In der Praxis wird es viele Mandanten geben, deren Mitarbeiter sich aufgrund der Coronapandemie in den Jahren 2020 bis 2023 – ohne krank zu sein – auf Anordnung des Gesundheitsamts in Quarantäne befanden, einem Tätigkeitsverbot unterlagen oder wegen der Schließung von Einrichtungen für die Betreuung von Kindern oder behinderten Menschen daran gehindert waren, ihrer Beschäftigung nachzugehen.
Wurde für solche Mitarbeiter eine Verdienstausfallentschädigung nach § 56 Infektionsschutzgesetz (IfSG) beantragt, kommt es im Nachhinein regelmäßig zu einer lohnsteuerlich fehlerhaften Behandlung. Das Bundesfinanzministerium hat in einem aktuellen Schreiben die Steuerspielregeln für die Behandlung der Verdienstausfallentschädigung vorgestellt und eine Nichtbeanstandungsregelung beschlossen.
Grenzen für Änderung des Lohnsteuerabzugs
Hat der Arbeitgeber eine Zahlung an einen Beschäftigten geleistet, lohnversteuert und dafür nachträglich eine Verdienstausfallentschädigung nach § 56 IfSG erhalten (das heißt im Ergebnis, dass zu viel Lohnsteuer abgeführt wurde) oder hat er die Zahlung nach § 3 Nr. 25 EStG steuerfrei behandelt und die Erstattungsbehörde versagte eine Verdienstausfallentschädigung (das heißt im Ergebnis, dass zu wenig Lohnsteuer abgeführt wurde), ist eine Änderung des Lohnsteuerabzugs nur bis zum Ausstellen der Lohnsteuerbescheinigung zulässig (§ 41c Abs. 3 EStG).
Unzutreffende Lohnversteuerung
Hat der Arbeitgeber Zahlungen an einen Beschäftigten geleistet, die zunächst versteuert wurden und erhält der Arbeitnehmer nach Übermittlung der (fehlerhaften) Lohnsteuerbescheinigung ans Finanzamt von der Entschädigungsbehörde eine Erstattung nach § 56 IfSG, besteht für den Arbeitgeber keine Mitteilungspflicht gegenüber dem Betriebsstättenfinanzamt.

**AUFGABE A**
Gib aus dem Textauszug zur Verdienstausfallentschädigung den Abschnitt von „Wurde für solche“ bis einschließlich „eine Nichtbeanstandungsregelung beschlossen.“ wortgetreu wieder.
Die Einträge stehen in keinem Zusammenhang mit dem Textauszug.

**EINGABEDATEN**
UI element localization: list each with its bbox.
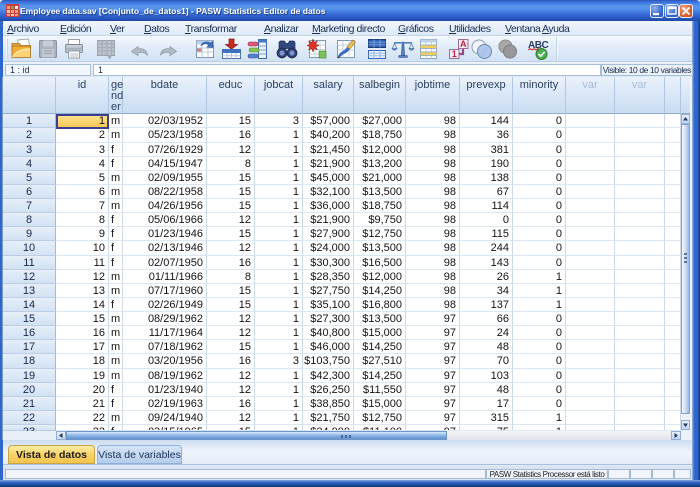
svg-text:A: A — [460, 39, 467, 49]
svg-text:1: 1 — [452, 49, 457, 59]
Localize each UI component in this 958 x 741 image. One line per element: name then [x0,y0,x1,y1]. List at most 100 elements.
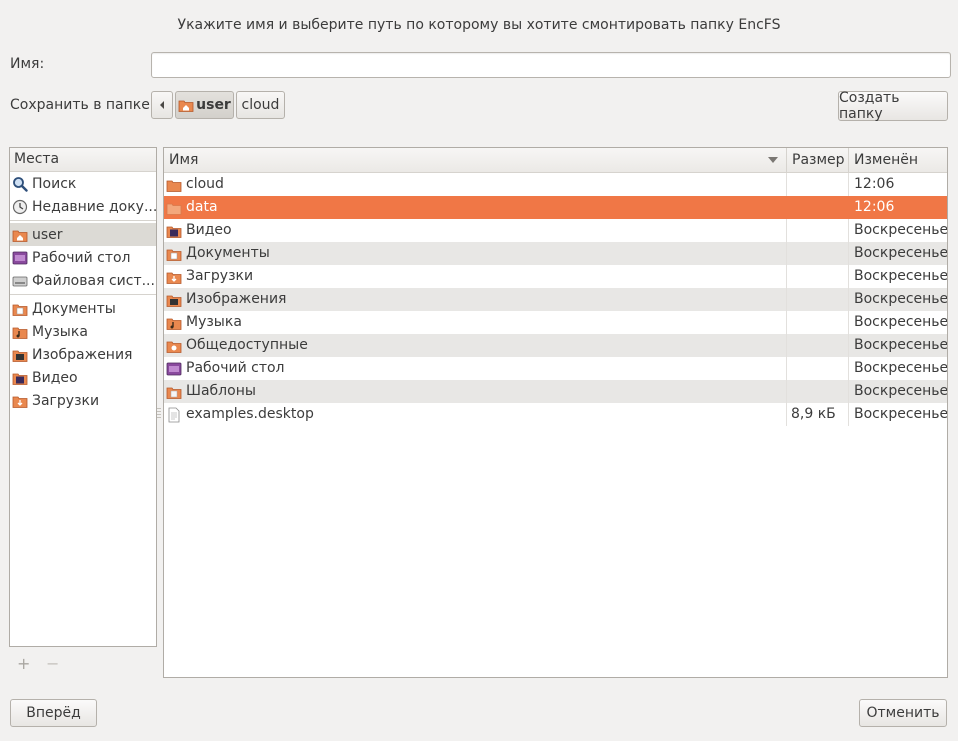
remove-bookmark-button[interactable]: − [46,654,59,673]
table-row[interactable]: Рабочий стол Воскресенье [164,357,947,380]
place-desktop[interactable]: Рабочий стол [10,246,156,269]
path-back-button[interactable] [151,91,173,119]
recent-icon [12,199,28,214]
place-search[interactable]: Поиск [10,172,156,195]
desktop-icon [166,362,182,375]
file-size [787,357,849,380]
drive-icon [12,276,28,286]
column-header-size[interactable]: Размер [787,148,849,172]
file-size [787,196,849,219]
file-size [787,288,849,311]
file-modified: Воскресенье [854,383,947,399]
path-segment-label: user [196,97,231,113]
place-videos[interactable]: Видео [10,366,156,389]
file-list: Имя Размер Изменён cloud 12:06 data 12:0… [163,147,948,678]
create-folder-button[interactable]: Создать папку [838,90,948,122]
place-filesystem[interactable]: Файловая сист... [10,269,156,292]
place-label: Изображения [32,346,133,363]
desktop-icon [12,251,28,264]
music-folder-icon [166,318,182,330]
path-segment-user[interactable]: user [175,91,234,119]
cancel-button[interactable]: Отменить [859,699,947,727]
pictures-folder-icon [166,295,182,307]
file-modified: Воскресенье [854,360,947,376]
column-header-name[interactable]: Имя [164,148,787,172]
column-header-modified[interactable]: Изменён [849,148,947,172]
folder-icon [166,203,182,215]
folder-icon [166,180,182,192]
path-segment-label: cloud [241,97,280,113]
file-name: Музыка [186,314,242,330]
sort-descending-icon [768,157,778,163]
file-name: examples.desktop [186,406,314,422]
place-label: Видео [32,369,78,386]
places-sidebar: Места Поиск Недавние доку... user Рабочи… [9,147,157,647]
table-row[interactable]: Загрузки Воскресенье [164,265,947,288]
file-name: Видео [186,222,232,238]
templates-folder-icon [166,387,182,399]
path-segment-cloud[interactable]: cloud [236,91,285,119]
table-row[interactable]: Музыка Воскресенье [164,311,947,334]
place-documents[interactable]: Документы [10,297,156,320]
file-list-header: Имя Размер Изменён [164,148,947,173]
pictures-folder-icon [12,350,28,362]
video-folder-icon [12,373,28,385]
forward-button[interactable]: Вперёд [10,699,97,727]
name-input[interactable] [151,52,951,78]
file-name: Общедоступные [186,337,308,353]
save-in-folder-label: Сохранить в папке [10,97,150,113]
column-header-label: Имя [169,152,199,168]
file-name: Загрузки [186,268,254,284]
file-size [787,242,849,265]
table-row[interactable]: Общедоступные Воскресенье [164,334,947,357]
dialog-title: Укажите имя и выберите путь по которому … [177,17,781,33]
file-modified: Воскресенье [854,337,947,353]
column-header-label: Размер [792,152,845,168]
place-label: Документы [32,300,116,317]
table-row[interactable]: examples.desktop 8,9 кБ Воскресенье [164,403,947,426]
home-folder-icon [12,230,28,242]
file-size [787,265,849,288]
file-size [787,334,849,357]
file-name: Документы [186,245,270,261]
table-row[interactable]: Видео Воскресенье [164,219,947,242]
file-name: cloud [186,176,224,192]
place-label: user [32,226,63,243]
file-size: 8,9 кБ [787,403,849,426]
file-name: data [186,199,218,215]
documents-folder-icon [166,249,182,261]
table-row[interactable]: Изображения Воскресенье [164,288,947,311]
file-size [787,311,849,334]
file-modified: Воскресенье [854,268,947,284]
name-label: Имя: [10,56,45,72]
place-recent[interactable]: Недавние доку... [10,195,156,218]
place-music[interactable]: Музыка [10,320,156,343]
place-label: Недавние доку... [32,198,156,215]
add-bookmark-button[interactable]: + [17,654,30,673]
table-row[interactable]: data 12:06 [164,196,947,219]
file-modified: Воскресенье [854,314,947,330]
place-label: Поиск [32,175,77,192]
file-modified: Воскресенье [854,406,947,422]
table-row[interactable]: cloud 12:06 [164,173,947,196]
file-size [787,380,849,403]
column-header-label: Изменён [854,152,919,168]
pane-resize-handle[interactable] [157,408,161,420]
file-name: Изображения [186,291,287,307]
table-row[interactable]: Документы Воскресенье [164,242,947,265]
places-separator [10,294,156,295]
place-home[interactable]: user [10,223,156,246]
file-size [787,219,849,242]
place-pictures[interactable]: Изображения [10,343,156,366]
places-header[interactable]: Места [10,148,156,172]
table-row[interactable]: Шаблоны Воскресенье [164,380,947,403]
file-modified: 12:06 [854,176,895,192]
file-modified: 12:06 [854,199,895,215]
file-size [787,173,849,196]
place-downloads[interactable]: Загрузки [10,389,156,412]
file-icon [168,407,180,422]
place-label: Рабочий стол [32,249,131,266]
music-folder-icon [12,327,28,339]
video-folder-icon [166,226,182,238]
place-label: Загрузки [32,392,100,409]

**AUFGABE B**
Wähle alle Zeilen der Einträge aus, die die Zeichenfolge „Музыка“ enthalten, wobei Groß- und Kleinschreibung zu beachten ist.

**LÖSUNG A**
Wurde für solche Mitarbeiter eine Verdienstausfallentschädigung nach § 56 Infektionsschutzgesetz (IfSG) beantragt, kommt es im Nachhinein regelmäßig zu einer lohnsteuerlich fehlerhaften Behandlung. Das Bundesfinanzministerium hat in einem aktuellen Schreiben die Steuerspielregeln für die Behandlung der Verdienstausfallentschädigung vorgestellt und eine Nichtbeanstandungsregelung beschlossen.

**LÖSUNG B**
file-name: Музыка [186,314,242,330]
table-row[interactable]: Музыка Воскресенье [164,311,947,334]
place-music[interactable]: Музыка [10,320,156,343]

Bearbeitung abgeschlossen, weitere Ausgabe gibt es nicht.